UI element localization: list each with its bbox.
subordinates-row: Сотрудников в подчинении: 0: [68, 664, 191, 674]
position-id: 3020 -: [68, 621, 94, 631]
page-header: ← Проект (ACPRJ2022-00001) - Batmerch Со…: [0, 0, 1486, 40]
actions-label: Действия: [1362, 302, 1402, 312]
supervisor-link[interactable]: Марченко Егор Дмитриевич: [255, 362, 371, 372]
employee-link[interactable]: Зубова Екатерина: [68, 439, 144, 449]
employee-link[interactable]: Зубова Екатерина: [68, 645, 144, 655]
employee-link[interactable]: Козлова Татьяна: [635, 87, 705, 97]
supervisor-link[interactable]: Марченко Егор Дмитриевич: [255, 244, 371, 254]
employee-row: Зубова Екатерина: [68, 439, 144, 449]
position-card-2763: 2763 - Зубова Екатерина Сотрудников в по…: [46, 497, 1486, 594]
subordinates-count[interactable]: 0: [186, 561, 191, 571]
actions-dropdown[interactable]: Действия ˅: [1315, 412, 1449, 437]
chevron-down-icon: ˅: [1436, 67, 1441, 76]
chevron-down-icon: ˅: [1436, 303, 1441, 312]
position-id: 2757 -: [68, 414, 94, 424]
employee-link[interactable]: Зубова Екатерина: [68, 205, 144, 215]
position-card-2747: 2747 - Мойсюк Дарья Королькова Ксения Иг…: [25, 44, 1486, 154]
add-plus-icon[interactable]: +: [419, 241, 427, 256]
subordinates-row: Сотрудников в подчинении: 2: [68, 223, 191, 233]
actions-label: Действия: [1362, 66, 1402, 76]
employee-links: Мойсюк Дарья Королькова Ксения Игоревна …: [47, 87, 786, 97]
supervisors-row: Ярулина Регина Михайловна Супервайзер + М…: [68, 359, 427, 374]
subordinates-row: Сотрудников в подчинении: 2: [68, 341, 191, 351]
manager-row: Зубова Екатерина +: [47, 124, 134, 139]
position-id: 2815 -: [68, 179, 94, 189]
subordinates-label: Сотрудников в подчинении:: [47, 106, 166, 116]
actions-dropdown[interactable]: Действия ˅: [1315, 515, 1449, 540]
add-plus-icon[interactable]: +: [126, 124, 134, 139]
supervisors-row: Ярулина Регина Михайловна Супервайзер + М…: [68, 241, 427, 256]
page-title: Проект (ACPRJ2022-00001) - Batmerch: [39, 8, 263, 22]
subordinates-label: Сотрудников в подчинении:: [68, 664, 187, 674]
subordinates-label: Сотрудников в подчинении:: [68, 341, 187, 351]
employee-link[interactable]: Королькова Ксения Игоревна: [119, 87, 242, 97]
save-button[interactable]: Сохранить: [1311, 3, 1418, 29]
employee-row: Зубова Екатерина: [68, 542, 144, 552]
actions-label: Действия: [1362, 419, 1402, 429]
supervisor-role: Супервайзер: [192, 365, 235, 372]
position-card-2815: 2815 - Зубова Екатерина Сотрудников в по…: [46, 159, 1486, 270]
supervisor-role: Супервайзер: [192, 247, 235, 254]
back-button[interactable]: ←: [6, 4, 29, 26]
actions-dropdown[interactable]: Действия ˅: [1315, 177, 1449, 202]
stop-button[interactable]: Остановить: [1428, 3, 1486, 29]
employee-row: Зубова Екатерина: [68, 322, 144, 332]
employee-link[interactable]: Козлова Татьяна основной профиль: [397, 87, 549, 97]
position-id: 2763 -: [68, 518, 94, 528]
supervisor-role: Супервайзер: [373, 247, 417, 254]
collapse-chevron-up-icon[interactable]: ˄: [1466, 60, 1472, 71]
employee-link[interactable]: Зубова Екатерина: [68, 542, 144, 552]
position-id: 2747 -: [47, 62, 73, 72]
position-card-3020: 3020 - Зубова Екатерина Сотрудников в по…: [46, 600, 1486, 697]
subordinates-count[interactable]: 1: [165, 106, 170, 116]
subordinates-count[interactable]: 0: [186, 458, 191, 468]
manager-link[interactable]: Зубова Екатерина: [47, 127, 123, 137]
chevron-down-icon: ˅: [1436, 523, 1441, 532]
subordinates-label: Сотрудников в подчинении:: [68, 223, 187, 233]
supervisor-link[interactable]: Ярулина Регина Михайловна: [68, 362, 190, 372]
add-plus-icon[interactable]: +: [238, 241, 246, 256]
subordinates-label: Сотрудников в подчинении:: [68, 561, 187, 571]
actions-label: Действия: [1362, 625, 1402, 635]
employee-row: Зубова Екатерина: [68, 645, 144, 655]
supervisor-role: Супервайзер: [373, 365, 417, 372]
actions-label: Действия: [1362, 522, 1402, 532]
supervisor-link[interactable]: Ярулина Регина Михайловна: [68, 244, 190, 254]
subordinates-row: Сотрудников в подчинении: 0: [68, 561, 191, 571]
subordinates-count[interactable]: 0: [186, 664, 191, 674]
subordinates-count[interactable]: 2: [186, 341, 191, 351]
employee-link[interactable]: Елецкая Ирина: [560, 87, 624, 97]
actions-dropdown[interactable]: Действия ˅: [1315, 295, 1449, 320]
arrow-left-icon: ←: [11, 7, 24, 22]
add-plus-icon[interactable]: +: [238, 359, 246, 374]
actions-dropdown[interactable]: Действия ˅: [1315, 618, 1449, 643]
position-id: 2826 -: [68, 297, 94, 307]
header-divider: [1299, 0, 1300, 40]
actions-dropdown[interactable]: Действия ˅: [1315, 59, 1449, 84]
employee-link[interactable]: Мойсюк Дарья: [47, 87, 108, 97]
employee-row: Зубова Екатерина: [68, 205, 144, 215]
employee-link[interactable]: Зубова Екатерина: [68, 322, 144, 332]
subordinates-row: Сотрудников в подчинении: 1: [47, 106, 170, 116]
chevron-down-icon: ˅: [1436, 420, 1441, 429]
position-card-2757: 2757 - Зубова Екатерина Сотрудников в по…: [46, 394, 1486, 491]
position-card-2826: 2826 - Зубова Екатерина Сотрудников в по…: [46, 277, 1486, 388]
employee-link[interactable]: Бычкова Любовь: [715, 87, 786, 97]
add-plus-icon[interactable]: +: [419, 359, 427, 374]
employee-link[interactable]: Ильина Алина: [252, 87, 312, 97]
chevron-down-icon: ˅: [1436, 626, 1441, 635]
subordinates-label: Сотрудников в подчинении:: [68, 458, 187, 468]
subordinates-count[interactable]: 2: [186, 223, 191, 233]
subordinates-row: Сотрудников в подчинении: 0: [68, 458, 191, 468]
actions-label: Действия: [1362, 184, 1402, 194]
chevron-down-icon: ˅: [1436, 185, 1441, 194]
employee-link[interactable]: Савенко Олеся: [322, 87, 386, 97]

TASK GOAL: Print the data above again, line for line, with no changes.

ANSWER IN FULL:
UI element localization: list each with its bbox.
subordinates-row: Сотрудников в подчинении: 0: [68, 664, 191, 674]
position-id: 3020 -: [68, 621, 94, 631]
page-header: ← Проект (ACPRJ2022-00001) - Batmerch Со…: [0, 0, 1486, 40]
actions-label: Действия: [1362, 302, 1402, 312]
supervisor-link[interactable]: Марченко Егор Дмитриевич: [255, 362, 371, 372]
employee-link[interactable]: Зубова Екатерина: [68, 439, 144, 449]
employee-link[interactable]: Зубова Екатерина: [68, 645, 144, 655]
employee-link[interactable]: Козлова Татьяна: [635, 87, 705, 97]
supervisor-link[interactable]: Марченко Егор Дмитриевич: [255, 244, 371, 254]
employee-row: Зубова Екатерина: [68, 439, 144, 449]
position-card-2763: 2763 - Зубова Екатерина Сотрудников в по…: [46, 497, 1486, 594]
subordinates-count[interactable]: 0: [186, 561, 191, 571]
actions-dropdown[interactable]: Действия ˅: [1315, 412, 1449, 437]
chevron-down-icon: ˅: [1436, 67, 1441, 76]
chevron-down-icon: ˅: [1436, 303, 1441, 312]
position-id: 2757 -: [68, 414, 94, 424]
employee-link[interactable]: Зубова Екатерина: [68, 205, 144, 215]
position-card-2747: 2747 - Мойсюк Дарья Королькова Ксения Иг…: [25, 44, 1486, 154]
add-plus-icon[interactable]: +: [419, 241, 427, 256]
subordinates-row: Сотрудников в подчинении: 2: [68, 223, 191, 233]
actions-label: Действия: [1362, 66, 1402, 76]
employee-links: Мойсюк Дарья Королькова Ксения Игоревна …: [47, 87, 786, 97]
supervisors-row: Ярулина Регина Михайловна Супервайзер + М…: [68, 359, 427, 374]
subordinates-row: Сотрудников в подчинении: 2: [68, 341, 191, 351]
manager-row: Зубова Екатерина +: [47, 124, 134, 139]
position-id: 2815 -: [68, 179, 94, 189]
subordinates-label: Сотрудников в подчинении:: [47, 106, 166, 116]
actions-dropdown[interactable]: Действия ˅: [1315, 515, 1449, 540]
add-plus-icon[interactable]: +: [126, 124, 134, 139]
supervisors-row: Ярулина Регина Михайловна Супервайзер + М…: [68, 241, 427, 256]
page-title: Проект (ACPRJ2022-00001) - Batmerch: [39, 8, 263, 22]
subordinates-label: Сотрудников в подчинении:: [68, 664, 187, 674]
subordinates-label: Сотрудников в подчинении:: [68, 341, 187, 351]
employee-link[interactable]: Королькова Ксения Игоревна: [119, 87, 242, 97]
save-button[interactable]: Сохранить: [1311, 3, 1418, 29]
employee-row: Зубова Екатерина: [68, 542, 144, 552]
actions-label: Действия: [1362, 419, 1402, 429]
supervisor-role: Супервайзер: [192, 365, 235, 372]
position-card-2815: 2815 - Зубова Екатерина Сотрудников в по…: [46, 159, 1486, 270]
supervisor-role: Супервайзер: [192, 247, 235, 254]
back-button[interactable]: ←: [6, 4, 29, 26]
actions-dropdown[interactable]: Действия ˅: [1315, 177, 1449, 202]
stop-button[interactable]: Остановить: [1428, 3, 1486, 29]
employee-row: Зубова Екатерина: [68, 322, 144, 332]
employee-link[interactable]: Козлова Татьяна основной профиль: [397, 87, 549, 97]
position-id: 2763 -: [68, 518, 94, 528]
supervisor-role: Супервайзер: [373, 247, 417, 254]
collapse-chevron-up-icon[interactable]: ˄: [1466, 60, 1472, 71]
employee-link[interactable]: Зубова Екатерина: [68, 542, 144, 552]
position-id: 2747 -: [47, 62, 73, 72]
position-card-3020: 3020 - Зубова Екатерина Сотрудников в по…: [46, 600, 1486, 697]
subordinates-count[interactable]: 1: [165, 106, 170, 116]
subordinates-count[interactable]: 0: [186, 458, 191, 468]
manager-link[interactable]: Зубова Екатерина: [47, 127, 123, 137]
chevron-down-icon: ˅: [1436, 523, 1441, 532]
subordinates-label: Сотрудников в подчинении:: [68, 223, 187, 233]
supervisor-link[interactable]: Ярулина Регина Михайловна: [68, 362, 190, 372]
add-plus-icon[interactable]: +: [238, 241, 246, 256]
subordinates-label: Сотрудников в подчинении:: [68, 561, 187, 571]
actions-label: Действия: [1362, 625, 1402, 635]
employee-row: Зубова Екатерина: [68, 645, 144, 655]
supervisor-role: Супервайзер: [373, 365, 417, 372]
actions-label: Действия: [1362, 522, 1402, 532]
supervisor-link[interactable]: Ярулина Регина Михайловна: [68, 244, 190, 254]
subordinates-row: Сотрудников в подчинении: 0: [68, 561, 191, 571]
subordinates-count[interactable]: 0: [186, 664, 191, 674]
subordinates-count[interactable]: 2: [186, 341, 191, 351]
employee-link[interactable]: Елецкая Ирина: [560, 87, 624, 97]
actions-dropdown[interactable]: Действия ˅: [1315, 295, 1449, 320]
arrow-left-icon: ←: [11, 7, 24, 22]
add-plus-icon[interactable]: +: [238, 359, 246, 374]
actions-dropdown[interactable]: Действия ˅: [1315, 618, 1449, 643]
position-id: 2826 -: [68, 297, 94, 307]
header-divider: [1299, 0, 1300, 40]
actions-dropdown[interactable]: Действия ˅: [1315, 59, 1449, 84]
employee-link[interactable]: Мойсюк Дарья: [47, 87, 108, 97]
employee-row: Зубова Екатерина: [68, 205, 144, 215]
employee-link[interactable]: Зубова Екатерина: [68, 322, 144, 332]
subordinates-row: Сотрудников в подчинении: 1: [47, 106, 170, 116]
chevron-down-icon: ˅: [1436, 420, 1441, 429]
position-card-2757: 2757 - Зубова Екатерина Сотрудников в по…: [46, 394, 1486, 491]
position-card-2826: 2826 - Зубова Екатерина Сотрудников в по…: [46, 277, 1486, 388]
employee-link[interactable]: Бычкова Любовь: [715, 87, 786, 97]
add-plus-icon[interactable]: +: [419, 359, 427, 374]
employee-link[interactable]: Ильина Алина: [252, 87, 312, 97]
chevron-down-icon: ˅: [1436, 626, 1441, 635]
subordinates-label: Сотрудников в подчинении:: [68, 458, 187, 468]
subordinates-count[interactable]: 2: [186, 223, 191, 233]
subordinates-row: Сотрудников в подчинении: 0: [68, 458, 191, 468]
actions-label: Действия: [1362, 184, 1402, 194]
chevron-down-icon: ˅: [1436, 185, 1441, 194]
employee-link[interactable]: Савенко Олеся: [322, 87, 386, 97]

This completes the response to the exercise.